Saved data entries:
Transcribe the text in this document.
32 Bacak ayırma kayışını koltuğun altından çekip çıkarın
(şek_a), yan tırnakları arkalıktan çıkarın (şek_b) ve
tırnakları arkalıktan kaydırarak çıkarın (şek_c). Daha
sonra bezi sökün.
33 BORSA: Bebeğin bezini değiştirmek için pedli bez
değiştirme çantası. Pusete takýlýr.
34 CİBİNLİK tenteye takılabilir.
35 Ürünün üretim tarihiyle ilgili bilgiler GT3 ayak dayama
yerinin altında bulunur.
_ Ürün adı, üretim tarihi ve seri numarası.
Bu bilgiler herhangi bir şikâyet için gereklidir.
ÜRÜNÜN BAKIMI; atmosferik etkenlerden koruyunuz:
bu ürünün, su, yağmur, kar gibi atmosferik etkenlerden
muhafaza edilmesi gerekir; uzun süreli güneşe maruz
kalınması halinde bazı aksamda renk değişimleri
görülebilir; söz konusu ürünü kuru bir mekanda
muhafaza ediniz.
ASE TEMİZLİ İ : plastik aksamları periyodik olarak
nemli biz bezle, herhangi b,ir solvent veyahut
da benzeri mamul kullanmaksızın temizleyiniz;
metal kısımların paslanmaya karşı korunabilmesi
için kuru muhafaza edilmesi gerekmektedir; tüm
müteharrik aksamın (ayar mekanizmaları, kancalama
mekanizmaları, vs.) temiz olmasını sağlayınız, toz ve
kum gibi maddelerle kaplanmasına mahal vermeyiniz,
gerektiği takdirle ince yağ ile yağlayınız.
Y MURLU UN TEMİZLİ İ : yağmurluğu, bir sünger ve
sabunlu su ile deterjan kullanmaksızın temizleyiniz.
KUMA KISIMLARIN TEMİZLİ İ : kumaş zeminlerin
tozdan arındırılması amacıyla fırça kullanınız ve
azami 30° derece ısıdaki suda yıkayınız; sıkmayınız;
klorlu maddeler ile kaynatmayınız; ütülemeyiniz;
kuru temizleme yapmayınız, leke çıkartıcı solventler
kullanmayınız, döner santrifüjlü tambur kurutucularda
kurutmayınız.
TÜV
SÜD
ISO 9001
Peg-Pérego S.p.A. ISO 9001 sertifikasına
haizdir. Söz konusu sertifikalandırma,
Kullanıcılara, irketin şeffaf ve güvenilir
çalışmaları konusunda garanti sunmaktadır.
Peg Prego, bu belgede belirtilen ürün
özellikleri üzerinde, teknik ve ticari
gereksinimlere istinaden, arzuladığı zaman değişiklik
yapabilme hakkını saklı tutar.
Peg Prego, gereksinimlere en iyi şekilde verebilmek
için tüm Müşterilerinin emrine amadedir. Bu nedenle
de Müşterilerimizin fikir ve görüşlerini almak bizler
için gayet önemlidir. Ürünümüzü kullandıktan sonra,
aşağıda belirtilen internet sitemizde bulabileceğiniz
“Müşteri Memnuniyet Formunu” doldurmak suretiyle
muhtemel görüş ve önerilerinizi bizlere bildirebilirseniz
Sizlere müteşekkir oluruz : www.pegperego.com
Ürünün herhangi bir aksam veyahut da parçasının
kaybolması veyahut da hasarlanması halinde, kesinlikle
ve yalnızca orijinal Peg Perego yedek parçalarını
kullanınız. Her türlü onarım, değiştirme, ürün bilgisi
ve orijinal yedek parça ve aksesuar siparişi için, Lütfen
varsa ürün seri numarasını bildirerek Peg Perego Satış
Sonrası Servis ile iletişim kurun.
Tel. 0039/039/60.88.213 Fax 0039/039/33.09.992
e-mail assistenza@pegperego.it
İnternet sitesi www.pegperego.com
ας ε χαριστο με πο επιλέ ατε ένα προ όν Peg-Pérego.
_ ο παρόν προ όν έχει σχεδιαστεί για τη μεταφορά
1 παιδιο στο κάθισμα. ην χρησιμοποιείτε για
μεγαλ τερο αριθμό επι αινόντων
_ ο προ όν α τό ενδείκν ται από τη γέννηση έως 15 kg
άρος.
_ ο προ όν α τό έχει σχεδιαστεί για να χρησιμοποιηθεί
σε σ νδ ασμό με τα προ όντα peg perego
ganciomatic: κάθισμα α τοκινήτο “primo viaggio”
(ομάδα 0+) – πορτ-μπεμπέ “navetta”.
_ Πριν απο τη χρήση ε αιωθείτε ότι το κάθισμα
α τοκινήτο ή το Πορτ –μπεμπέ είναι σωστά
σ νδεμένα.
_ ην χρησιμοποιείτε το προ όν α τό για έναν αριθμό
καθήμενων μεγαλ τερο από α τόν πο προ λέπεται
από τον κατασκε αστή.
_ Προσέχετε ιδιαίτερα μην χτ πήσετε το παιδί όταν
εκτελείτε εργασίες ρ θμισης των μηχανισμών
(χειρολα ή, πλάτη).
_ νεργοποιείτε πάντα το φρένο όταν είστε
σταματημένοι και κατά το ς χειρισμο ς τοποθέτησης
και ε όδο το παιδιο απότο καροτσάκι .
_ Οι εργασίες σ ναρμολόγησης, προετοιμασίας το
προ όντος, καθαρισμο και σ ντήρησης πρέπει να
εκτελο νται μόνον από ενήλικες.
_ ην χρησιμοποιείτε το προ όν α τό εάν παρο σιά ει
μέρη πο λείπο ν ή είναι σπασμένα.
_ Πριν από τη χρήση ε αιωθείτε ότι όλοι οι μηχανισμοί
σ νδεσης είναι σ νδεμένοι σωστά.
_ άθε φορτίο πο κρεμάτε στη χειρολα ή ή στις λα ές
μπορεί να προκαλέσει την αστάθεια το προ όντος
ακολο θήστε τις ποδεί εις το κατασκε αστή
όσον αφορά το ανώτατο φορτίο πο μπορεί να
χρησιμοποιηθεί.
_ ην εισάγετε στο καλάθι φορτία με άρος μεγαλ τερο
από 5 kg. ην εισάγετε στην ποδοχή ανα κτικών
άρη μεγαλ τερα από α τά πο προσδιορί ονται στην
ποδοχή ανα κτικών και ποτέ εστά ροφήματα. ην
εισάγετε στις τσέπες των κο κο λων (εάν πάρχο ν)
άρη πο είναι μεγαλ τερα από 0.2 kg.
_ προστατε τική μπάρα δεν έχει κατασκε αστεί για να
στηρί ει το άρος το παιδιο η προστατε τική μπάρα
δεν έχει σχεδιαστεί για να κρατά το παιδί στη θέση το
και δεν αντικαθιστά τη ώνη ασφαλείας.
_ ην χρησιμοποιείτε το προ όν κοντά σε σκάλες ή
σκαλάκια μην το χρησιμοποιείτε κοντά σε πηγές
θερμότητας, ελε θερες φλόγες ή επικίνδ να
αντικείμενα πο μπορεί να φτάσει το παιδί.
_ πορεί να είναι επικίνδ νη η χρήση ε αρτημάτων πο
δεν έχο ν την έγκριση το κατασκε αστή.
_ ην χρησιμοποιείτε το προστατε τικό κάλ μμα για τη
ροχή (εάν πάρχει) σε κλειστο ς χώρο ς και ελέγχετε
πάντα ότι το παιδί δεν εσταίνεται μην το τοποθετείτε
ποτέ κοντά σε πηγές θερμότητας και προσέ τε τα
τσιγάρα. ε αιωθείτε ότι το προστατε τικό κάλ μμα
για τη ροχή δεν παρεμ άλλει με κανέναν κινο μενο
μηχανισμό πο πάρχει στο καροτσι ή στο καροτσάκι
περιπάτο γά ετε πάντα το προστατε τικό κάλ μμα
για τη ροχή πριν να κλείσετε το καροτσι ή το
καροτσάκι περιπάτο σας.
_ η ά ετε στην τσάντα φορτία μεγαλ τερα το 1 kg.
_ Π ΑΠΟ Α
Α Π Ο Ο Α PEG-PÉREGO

TASK DIRECTIONS:
Which lines hold the word "έχει"? Return all of them from the records above.

RESULT OF THIS TASK:
_ ο παρόν προ όν έχει σχεδιαστεί για τη μεταφορά
_ ο προ όν α τό έχει σχεδιαστεί για να χρησιμοποιηθεί
_ προστατε τική μπάρα δεν έχει κατασκε αστεί για να
δεν έχει σχεδιαστεί για να κρατά το παιδί στη θέση το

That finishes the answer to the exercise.